Directions - Repeat each entry in full, exactly.

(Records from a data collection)
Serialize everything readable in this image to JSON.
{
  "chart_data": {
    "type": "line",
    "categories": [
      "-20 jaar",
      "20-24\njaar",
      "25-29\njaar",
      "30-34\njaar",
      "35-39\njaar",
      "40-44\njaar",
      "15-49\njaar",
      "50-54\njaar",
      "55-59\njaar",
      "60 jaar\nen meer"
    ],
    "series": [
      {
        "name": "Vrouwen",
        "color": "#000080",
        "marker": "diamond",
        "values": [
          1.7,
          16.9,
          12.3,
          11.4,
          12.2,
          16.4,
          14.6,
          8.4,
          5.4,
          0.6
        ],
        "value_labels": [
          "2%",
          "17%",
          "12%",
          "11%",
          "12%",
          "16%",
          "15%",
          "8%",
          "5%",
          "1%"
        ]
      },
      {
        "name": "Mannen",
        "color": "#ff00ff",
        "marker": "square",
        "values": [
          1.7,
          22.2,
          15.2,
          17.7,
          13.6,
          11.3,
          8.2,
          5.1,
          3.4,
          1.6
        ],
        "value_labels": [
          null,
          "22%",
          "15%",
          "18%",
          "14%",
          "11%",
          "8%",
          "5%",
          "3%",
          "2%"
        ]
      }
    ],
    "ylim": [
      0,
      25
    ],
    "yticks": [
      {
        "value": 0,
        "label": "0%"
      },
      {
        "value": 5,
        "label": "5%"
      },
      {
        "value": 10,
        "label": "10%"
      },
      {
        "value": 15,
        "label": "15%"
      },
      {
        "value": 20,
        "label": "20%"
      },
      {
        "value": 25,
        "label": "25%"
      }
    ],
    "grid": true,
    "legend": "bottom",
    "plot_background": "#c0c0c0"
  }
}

Answer to the exercise -
Serialize everything readable in this image to JSON.
{
  "chart_data": {
    "type": "line",
    "categories": [
      "-20 jaar",
      "20-24\njaar",
      "25-29\njaar",
      "30-34\njaar",
      "35-39\njaar",
      "40-44\njaar",
      "15-49\njaar",
      "50-54\njaar",
      "55-59\njaar",
      "60 jaar\nen meer"
    ],
    "series": [
      {
        "name": "Vrouwen",
        "color": "#000080",
        "marker": "diamond",
        "values": [
          1.7,
          16.9,
          12.3,
          11.4,
          12.2,
          16.4,
          14.6,
          8.4,
          5.4,
          0.6
        ],
        "value_labels": [
          "2%",
          "17%",
          "12%",
          "11%",
          "12%",
          "16%",
          "15%",
          "8%",
          "5%",
          "1%"
        ]
      },
      {
        "name": "Mannen",
        "color": "#ff00ff",
        "marker": "square",
        "values": [
          1.7,
          22.2,
          15.2,
          17.7,
          13.6,
          11.3,
          8.2,
          5.1,
          3.4,
          1.6
        ],
        "value_labels": [
          null,
          "22%",
          "15%",
          "18%",
          "14%",
          "11%",
          "8%",
          "5%",
          "3%",
          "2%"
        ]
      }
    ],
    "ylim": [
      0,
      25
    ],
    "yticks": [
      {
        "value": 0,
        "label": "0%"
      },
      {
        "value": 5,
        "label": "5%"
      },
      {
        "value": 10,
        "label": "10%"
      },
      {
        "value": 15,
        "label": "15%"
      },
      {
        "value": 20,
        "label": "20%"
      },
      {
        "value": 25,
        "label": "25%"
      }
    ],
    "grid": true,
    "legend": "bottom",
    "plot_background": "#c0c0c0"
  }
}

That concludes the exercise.